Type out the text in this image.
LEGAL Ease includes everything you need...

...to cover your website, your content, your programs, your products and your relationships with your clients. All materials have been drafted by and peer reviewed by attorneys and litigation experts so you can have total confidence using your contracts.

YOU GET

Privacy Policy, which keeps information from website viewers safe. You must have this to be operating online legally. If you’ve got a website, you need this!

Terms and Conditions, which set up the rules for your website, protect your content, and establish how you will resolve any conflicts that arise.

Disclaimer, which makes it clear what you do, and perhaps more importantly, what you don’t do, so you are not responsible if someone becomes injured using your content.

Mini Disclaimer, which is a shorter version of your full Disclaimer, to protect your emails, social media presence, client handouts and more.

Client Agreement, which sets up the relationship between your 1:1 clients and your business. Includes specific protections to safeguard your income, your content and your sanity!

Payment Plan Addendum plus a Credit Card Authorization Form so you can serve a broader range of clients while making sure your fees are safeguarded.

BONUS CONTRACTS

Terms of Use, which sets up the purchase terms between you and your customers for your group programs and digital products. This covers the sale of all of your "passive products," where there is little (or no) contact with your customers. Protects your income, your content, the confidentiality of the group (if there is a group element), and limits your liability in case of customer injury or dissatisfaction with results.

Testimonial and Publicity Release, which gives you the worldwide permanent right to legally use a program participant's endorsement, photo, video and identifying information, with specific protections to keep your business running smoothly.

▸ REQUIRED WORK
Check the data for the word "need" and pull out the lines that have it.

▸ EXERCISE ANSWER
LEGAL Ease includes everything you need...
Privacy Policy, which keeps information from website viewers safe. You must have this to be operating online legally. If you’ve got a website, you need this!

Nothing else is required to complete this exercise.